#### [GOAL]
Write out the lines below exactly as they appear, leaving out the pictures.

#### [DATASET ENTRIES]
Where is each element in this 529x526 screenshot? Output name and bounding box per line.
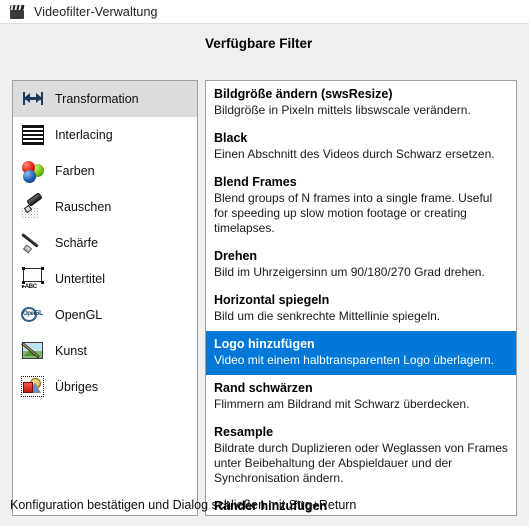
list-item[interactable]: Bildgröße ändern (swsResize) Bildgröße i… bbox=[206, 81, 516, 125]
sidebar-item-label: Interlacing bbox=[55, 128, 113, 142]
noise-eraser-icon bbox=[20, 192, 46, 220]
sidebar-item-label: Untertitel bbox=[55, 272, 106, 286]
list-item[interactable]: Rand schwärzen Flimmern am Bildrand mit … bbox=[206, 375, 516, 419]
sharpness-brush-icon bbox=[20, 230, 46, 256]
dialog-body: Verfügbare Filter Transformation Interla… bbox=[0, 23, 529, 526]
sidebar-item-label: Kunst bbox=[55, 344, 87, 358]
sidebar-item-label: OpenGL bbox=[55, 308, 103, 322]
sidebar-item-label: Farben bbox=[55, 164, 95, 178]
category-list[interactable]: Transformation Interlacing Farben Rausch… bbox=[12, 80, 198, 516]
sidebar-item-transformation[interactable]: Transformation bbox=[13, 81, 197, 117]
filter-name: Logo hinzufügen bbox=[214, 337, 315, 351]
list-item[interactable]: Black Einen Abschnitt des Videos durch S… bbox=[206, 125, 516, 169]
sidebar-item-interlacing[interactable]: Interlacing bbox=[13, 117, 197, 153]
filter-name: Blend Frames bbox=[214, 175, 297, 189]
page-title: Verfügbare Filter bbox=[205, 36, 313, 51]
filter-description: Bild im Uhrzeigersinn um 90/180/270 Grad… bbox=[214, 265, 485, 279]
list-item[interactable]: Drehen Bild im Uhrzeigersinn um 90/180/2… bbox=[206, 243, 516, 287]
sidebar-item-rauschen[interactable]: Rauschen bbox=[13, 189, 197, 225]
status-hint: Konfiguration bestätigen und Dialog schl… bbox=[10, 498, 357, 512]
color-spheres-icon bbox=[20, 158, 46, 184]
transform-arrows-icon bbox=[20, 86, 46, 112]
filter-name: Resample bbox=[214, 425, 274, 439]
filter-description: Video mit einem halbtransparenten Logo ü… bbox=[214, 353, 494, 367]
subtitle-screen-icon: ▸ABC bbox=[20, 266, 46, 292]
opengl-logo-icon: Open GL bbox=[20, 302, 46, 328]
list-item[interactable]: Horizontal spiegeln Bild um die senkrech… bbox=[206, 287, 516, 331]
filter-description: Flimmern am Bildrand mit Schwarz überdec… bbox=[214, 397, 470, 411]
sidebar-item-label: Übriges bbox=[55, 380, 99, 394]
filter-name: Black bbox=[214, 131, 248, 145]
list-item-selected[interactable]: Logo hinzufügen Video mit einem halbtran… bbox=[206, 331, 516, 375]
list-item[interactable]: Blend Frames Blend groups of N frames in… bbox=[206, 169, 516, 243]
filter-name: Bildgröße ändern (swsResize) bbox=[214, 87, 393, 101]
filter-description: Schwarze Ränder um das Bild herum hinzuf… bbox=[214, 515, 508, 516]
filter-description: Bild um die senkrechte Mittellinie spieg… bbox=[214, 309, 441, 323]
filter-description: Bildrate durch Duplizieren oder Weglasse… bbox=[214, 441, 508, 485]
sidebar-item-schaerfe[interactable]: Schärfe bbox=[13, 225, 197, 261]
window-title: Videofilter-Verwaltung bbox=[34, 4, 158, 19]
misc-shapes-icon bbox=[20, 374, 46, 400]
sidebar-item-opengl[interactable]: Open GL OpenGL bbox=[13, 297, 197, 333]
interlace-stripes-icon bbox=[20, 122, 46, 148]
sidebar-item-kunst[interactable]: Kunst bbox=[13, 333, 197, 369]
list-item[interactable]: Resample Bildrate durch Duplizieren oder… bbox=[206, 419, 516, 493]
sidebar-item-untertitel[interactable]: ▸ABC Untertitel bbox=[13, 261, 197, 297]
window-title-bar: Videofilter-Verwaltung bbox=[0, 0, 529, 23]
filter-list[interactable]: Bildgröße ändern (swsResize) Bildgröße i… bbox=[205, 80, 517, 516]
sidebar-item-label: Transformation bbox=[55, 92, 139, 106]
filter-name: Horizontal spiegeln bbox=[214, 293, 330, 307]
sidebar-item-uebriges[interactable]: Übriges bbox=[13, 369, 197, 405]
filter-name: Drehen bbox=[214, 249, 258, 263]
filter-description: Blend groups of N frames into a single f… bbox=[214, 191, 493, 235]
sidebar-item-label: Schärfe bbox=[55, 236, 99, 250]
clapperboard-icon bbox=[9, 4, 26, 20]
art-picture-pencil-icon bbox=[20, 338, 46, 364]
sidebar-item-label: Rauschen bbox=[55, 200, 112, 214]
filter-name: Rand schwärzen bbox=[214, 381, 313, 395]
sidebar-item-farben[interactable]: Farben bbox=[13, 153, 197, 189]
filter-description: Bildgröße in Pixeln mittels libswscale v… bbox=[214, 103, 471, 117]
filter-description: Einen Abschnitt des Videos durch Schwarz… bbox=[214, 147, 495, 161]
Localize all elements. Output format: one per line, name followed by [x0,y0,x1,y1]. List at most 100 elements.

#### [WORKED ANSWER]
Where is each element in this 529x526 screenshot? Output name and bounding box per line.
list-item[interactable]: Bildgröße ändern (swsResize) Bildgröße i… bbox=[206, 81, 516, 125]
sidebar-item-label: Interlacing bbox=[55, 128, 113, 142]
noise-eraser-icon bbox=[20, 192, 46, 220]
sidebar-item-label: Untertitel bbox=[55, 272, 106, 286]
list-item[interactable]: Rand schwärzen Flimmern am Bildrand mit … bbox=[206, 375, 516, 419]
sharpness-brush-icon bbox=[20, 230, 46, 256]
dialog-body: Verfügbare Filter Transformation Interla… bbox=[0, 23, 529, 526]
sidebar-item-label: Kunst bbox=[55, 344, 87, 358]
sidebar-item-label: OpenGL bbox=[55, 308, 103, 322]
sidebar-item-label: Farben bbox=[55, 164, 95, 178]
category-list[interactable]: Transformation Interlacing Farben Rausch… bbox=[12, 80, 198, 516]
sidebar-item-transformation[interactable]: Transformation bbox=[13, 81, 197, 117]
filter-name: Logo hinzufügen bbox=[214, 337, 315, 351]
list-item[interactable]: Black Einen Abschnitt des Videos durch S… bbox=[206, 125, 516, 169]
sidebar-item-interlacing[interactable]: Interlacing bbox=[13, 117, 197, 153]
filter-name: Blend Frames bbox=[214, 175, 297, 189]
page-title: Verfügbare Filter bbox=[205, 36, 313, 51]
filter-description: Bild im Uhrzeigersinn um 90/180/270 Grad… bbox=[214, 265, 485, 279]
list-item[interactable]: Drehen Bild im Uhrzeigersinn um 90/180/2… bbox=[206, 243, 516, 287]
sidebar-item-rauschen[interactable]: Rauschen bbox=[13, 189, 197, 225]
status-hint: Konfiguration bestätigen und Dialog schl… bbox=[10, 498, 357, 512]
color-spheres-icon bbox=[20, 158, 46, 184]
transform-arrows-icon bbox=[20, 86, 46, 112]
filter-name: Resample bbox=[214, 425, 274, 439]
filter-description: Video mit einem halbtransparenten Logo ü… bbox=[214, 353, 494, 367]
subtitle-screen-icon: ▸ABC bbox=[20, 266, 46, 292]
opengl-logo-icon: Open GL bbox=[20, 302, 46, 328]
list-item[interactable]: Horizontal spiegeln Bild um die senkrech… bbox=[206, 287, 516, 331]
filter-description: Flimmern am Bildrand mit Schwarz überdec… bbox=[214, 397, 470, 411]
sidebar-item-label: Übriges bbox=[55, 380, 99, 394]
filter-name: Black bbox=[214, 131, 248, 145]
list-item-selected[interactable]: Logo hinzufügen Video mit einem halbtran… bbox=[206, 331, 516, 375]
list-item[interactable]: Blend Frames Blend groups of N frames in… bbox=[206, 169, 516, 243]
filter-name: Bildgröße ändern (swsResize) bbox=[214, 87, 393, 101]
filter-description: Schwarze Ränder um das Bild herum hinzuf… bbox=[214, 515, 508, 516]
filter-description: Bild um die senkrechte Mittellinie spieg… bbox=[214, 309, 441, 323]
filter-description: Bildrate durch Duplizieren oder Weglasse… bbox=[214, 441, 508, 485]
sidebar-item-schaerfe[interactable]: Schärfe bbox=[13, 225, 197, 261]
window-title: Videofilter-Verwaltung bbox=[34, 4, 158, 19]
misc-shapes-icon bbox=[20, 374, 46, 400]
sidebar-item-opengl[interactable]: Open GL OpenGL bbox=[13, 297, 197, 333]
interlace-stripes-icon bbox=[20, 122, 46, 148]
sidebar-item-kunst[interactable]: Kunst bbox=[13, 333, 197, 369]
list-item[interactable]: Resample Bildrate durch Duplizieren oder… bbox=[206, 419, 516, 493]
sidebar-item-untertitel[interactable]: ▸ABC Untertitel bbox=[13, 261, 197, 297]
window-title-bar: Videofilter-Verwaltung bbox=[0, 0, 529, 23]
filter-list[interactable]: Bildgröße ändern (swsResize) Bildgröße i… bbox=[205, 80, 517, 516]
sidebar-item-label: Transformation bbox=[55, 92, 139, 106]
filter-name: Horizontal spiegeln bbox=[214, 293, 330, 307]
sidebar-item-uebriges[interactable]: Übriges bbox=[13, 369, 197, 405]
filter-name: Drehen bbox=[214, 249, 258, 263]
filter-description: Blend groups of N frames into a single f… bbox=[214, 191, 493, 235]
sidebar-item-label: Schärfe bbox=[55, 236, 99, 250]
clapperboard-icon bbox=[9, 4, 26, 20]
art-picture-pencil-icon bbox=[20, 338, 46, 364]
sidebar-item-label: Rauschen bbox=[55, 200, 112, 214]
filter-name: Rand schwärzen bbox=[214, 381, 313, 395]
sidebar-item-farben[interactable]: Farben bbox=[13, 153, 197, 189]
filter-description: Bildgröße in Pixeln mittels libswscale v… bbox=[214, 103, 471, 117]
filter-description: Einen Abschnitt des Videos durch Schwarz… bbox=[214, 147, 495, 161]
Localize all elements. Output format: one per line, name followed by [x0,y0,x1,y1]. List at most 100 elements.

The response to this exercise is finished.